Short problem:
Which lines of the material below contain the string "keyword", with matching case? Copy each of those lines in full.

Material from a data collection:
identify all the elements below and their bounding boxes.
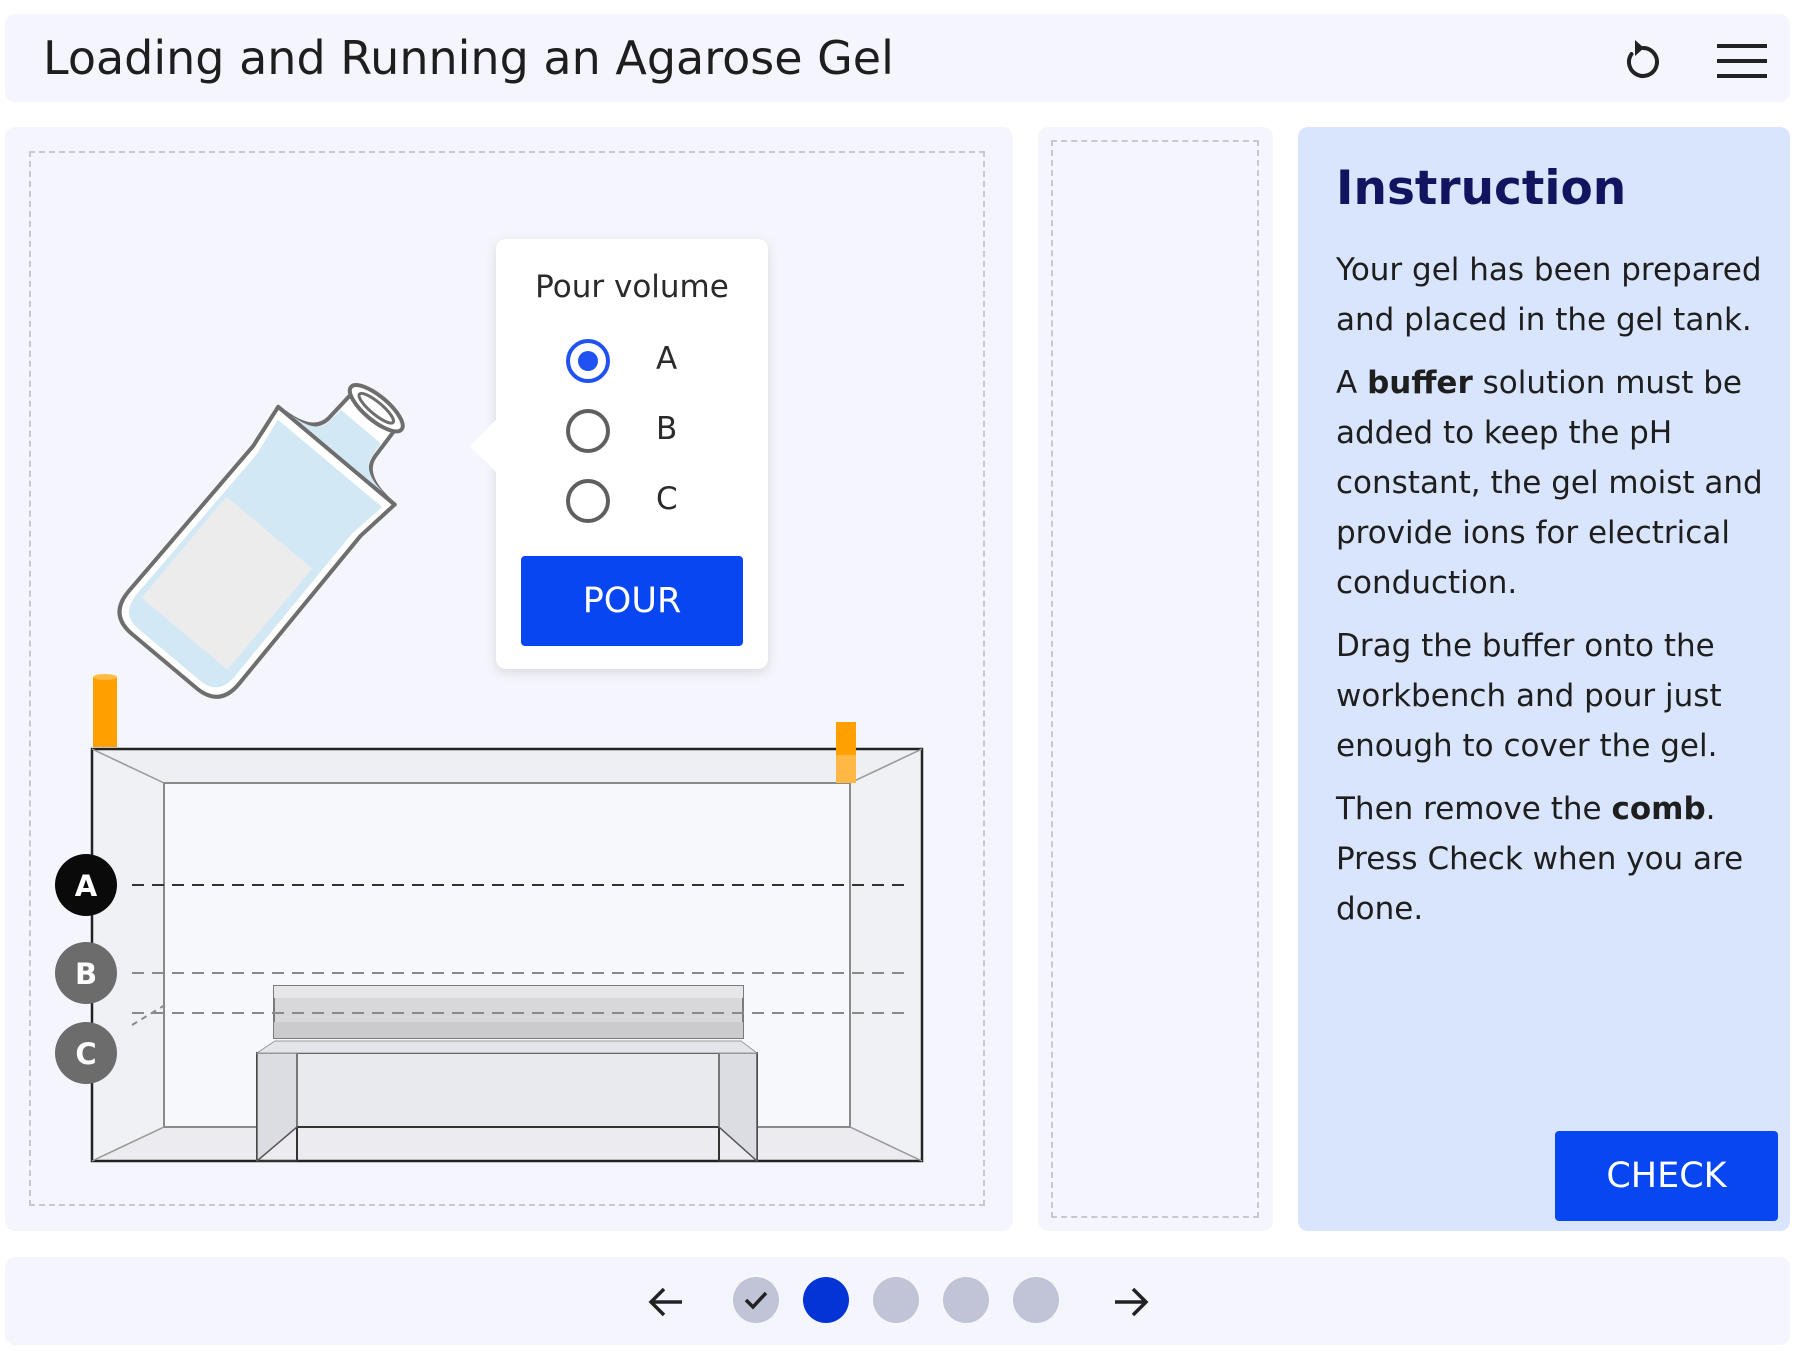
- radio-button-a[interactable]: [566, 339, 610, 383]
- buffer-bottle[interactable]: [106, 350, 442, 710]
- workbench-panel: A B C Pour volume A B C POUR: [5, 127, 1013, 1231]
- instruction-text: Your gel has been prepared and placed in…: [1336, 245, 1776, 947]
- page-title: Loading and Running an Agarose Gel: [43, 31, 894, 85]
- pour-volume-popover: Pour volume A B C POUR: [470, 239, 768, 669]
- header-bar: Loading and Running an Agarose Gel: [5, 14, 1790, 102]
- electrode-positive: [836, 722, 856, 783]
- gel-tank: [90, 747, 924, 1163]
- previous-step-button[interactable]: [642, 1277, 692, 1327]
- pour-volume-title: Pour volume: [535, 269, 729, 305]
- pour-option-b[interactable]: B: [566, 409, 726, 461]
- electrode-negative: [93, 674, 117, 747]
- svg-text:B: B: [75, 957, 97, 991]
- svg-text:C: C: [75, 1037, 96, 1071]
- instruction-paragraph-3: Drag the buffer onto the workbench and p…: [1336, 628, 1722, 764]
- step-4-indicator[interactable]: [943, 1277, 989, 1323]
- arrow-left-icon: [648, 1287, 682, 1317]
- arrow-right-icon: [1115, 1287, 1149, 1317]
- step-1-indicator[interactable]: [733, 1277, 779, 1323]
- next-step-button[interactable]: [1105, 1277, 1155, 1327]
- pour-option-label-a: A: [656, 341, 678, 377]
- check-button[interactable]: CHECK: [1555, 1131, 1778, 1221]
- keyword-comb: comb: [1611, 791, 1706, 827]
- instruction-paragraph-2: A buffer solution must be added to keep …: [1336, 365, 1763, 601]
- step-5-indicator[interactable]: [1013, 1277, 1059, 1323]
- checkmark-icon: [744, 1291, 768, 1310]
- level-marker-a: A: [55, 854, 117, 916]
- instruction-paragraph-1: Your gel has been prepared and placed in…: [1336, 252, 1762, 338]
- hamburger-menu-icon: [1717, 44, 1767, 78]
- pour-option-label-b: B: [656, 411, 678, 447]
- level-marker-c: C: [55, 1022, 117, 1084]
- pour-option-c[interactable]: C: [566, 479, 726, 531]
- keyword-buffer: buffer: [1367, 365, 1473, 401]
- step-3-indicator[interactable]: [873, 1277, 919, 1323]
- reset-icon: [1627, 40, 1659, 78]
- radio-button-c[interactable]: [566, 479, 610, 523]
- instruction-paragraph-4: Then remove the comb. Press Check when y…: [1336, 791, 1744, 927]
- svg-text:A: A: [75, 869, 98, 903]
- level-marker-b: B: [55, 942, 117, 1004]
- shelf-drop-zone[interactable]: [1051, 140, 1259, 1218]
- step-2-indicator[interactable]: [803, 1277, 849, 1323]
- reset-button[interactable]: [1615, 34, 1671, 90]
- equipment-shelf: [1038, 127, 1273, 1231]
- pour-option-label-c: C: [656, 481, 678, 517]
- menu-button[interactable]: [1711, 34, 1775, 90]
- pour-option-a[interactable]: A: [566, 339, 726, 391]
- radio-button-b[interactable]: [566, 409, 610, 453]
- instruction-heading: Instruction: [1336, 161, 1627, 216]
- pour-button[interactable]: POUR: [521, 556, 743, 646]
- step-navigation: [5, 1257, 1790, 1345]
- instruction-panel: Instruction Your gel has been prepared a…: [1298, 127, 1790, 1231]
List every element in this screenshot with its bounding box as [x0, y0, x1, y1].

Solution to the problem:
- keyword-comb: comb: [1611, 791, 1706, 827]
- keyword-buffer: buffer: [1367, 365, 1473, 401]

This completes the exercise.